%%

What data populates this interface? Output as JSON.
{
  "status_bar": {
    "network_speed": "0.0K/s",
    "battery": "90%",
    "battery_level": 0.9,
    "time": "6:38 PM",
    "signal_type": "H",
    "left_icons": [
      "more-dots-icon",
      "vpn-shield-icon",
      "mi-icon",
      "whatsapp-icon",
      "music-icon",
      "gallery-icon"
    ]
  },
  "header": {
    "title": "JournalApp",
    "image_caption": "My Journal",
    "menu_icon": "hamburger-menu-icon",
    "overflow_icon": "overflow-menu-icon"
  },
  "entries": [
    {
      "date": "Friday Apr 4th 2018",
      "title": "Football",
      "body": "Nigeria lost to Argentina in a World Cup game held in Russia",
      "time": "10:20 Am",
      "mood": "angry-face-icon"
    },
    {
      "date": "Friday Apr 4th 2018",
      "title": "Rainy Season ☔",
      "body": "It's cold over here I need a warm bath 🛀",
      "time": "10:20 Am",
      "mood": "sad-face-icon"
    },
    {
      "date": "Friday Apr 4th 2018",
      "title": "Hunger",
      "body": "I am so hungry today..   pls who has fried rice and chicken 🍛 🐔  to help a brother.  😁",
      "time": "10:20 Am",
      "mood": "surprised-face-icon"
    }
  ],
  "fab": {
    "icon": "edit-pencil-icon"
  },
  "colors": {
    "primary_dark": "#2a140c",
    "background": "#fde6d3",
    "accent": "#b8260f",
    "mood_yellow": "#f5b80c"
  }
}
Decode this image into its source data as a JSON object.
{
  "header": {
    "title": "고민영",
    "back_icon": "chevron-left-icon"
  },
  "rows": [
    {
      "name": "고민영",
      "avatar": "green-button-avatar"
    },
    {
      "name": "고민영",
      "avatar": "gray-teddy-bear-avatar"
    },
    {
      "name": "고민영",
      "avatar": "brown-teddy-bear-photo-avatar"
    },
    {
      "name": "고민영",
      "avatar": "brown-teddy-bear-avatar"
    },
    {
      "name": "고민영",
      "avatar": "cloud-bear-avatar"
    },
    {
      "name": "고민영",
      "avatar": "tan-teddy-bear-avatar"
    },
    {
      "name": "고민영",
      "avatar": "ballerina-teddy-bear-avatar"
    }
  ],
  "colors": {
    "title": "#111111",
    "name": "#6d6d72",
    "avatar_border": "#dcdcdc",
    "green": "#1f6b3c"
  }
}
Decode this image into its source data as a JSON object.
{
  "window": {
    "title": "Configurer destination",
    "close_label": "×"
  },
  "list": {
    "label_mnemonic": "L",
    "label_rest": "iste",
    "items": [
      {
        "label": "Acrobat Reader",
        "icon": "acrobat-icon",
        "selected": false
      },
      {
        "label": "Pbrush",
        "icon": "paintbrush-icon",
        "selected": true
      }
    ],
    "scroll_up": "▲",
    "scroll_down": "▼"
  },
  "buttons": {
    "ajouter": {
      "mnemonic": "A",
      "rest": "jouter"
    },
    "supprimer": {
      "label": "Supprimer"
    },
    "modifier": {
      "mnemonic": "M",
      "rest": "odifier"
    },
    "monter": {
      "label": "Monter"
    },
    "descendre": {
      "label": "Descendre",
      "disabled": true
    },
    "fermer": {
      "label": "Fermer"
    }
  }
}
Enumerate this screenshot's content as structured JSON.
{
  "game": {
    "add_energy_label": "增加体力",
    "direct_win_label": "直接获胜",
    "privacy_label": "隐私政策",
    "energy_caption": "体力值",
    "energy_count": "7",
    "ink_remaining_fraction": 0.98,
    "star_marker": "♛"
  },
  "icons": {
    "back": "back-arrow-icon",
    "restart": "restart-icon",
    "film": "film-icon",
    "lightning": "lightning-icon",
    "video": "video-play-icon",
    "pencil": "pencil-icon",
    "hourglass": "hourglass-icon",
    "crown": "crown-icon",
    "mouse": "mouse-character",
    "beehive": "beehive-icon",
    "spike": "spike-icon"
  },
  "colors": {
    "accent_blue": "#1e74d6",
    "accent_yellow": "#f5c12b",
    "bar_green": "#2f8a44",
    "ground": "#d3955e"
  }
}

%%

— PROMPT —
Pick out all lines from the data above in which the word "brown" appears.

— OUTPUT —
      "avatar": "brown-teddy-bear-photo-avatar"
      "avatar": "brown-teddy-bear-avatar"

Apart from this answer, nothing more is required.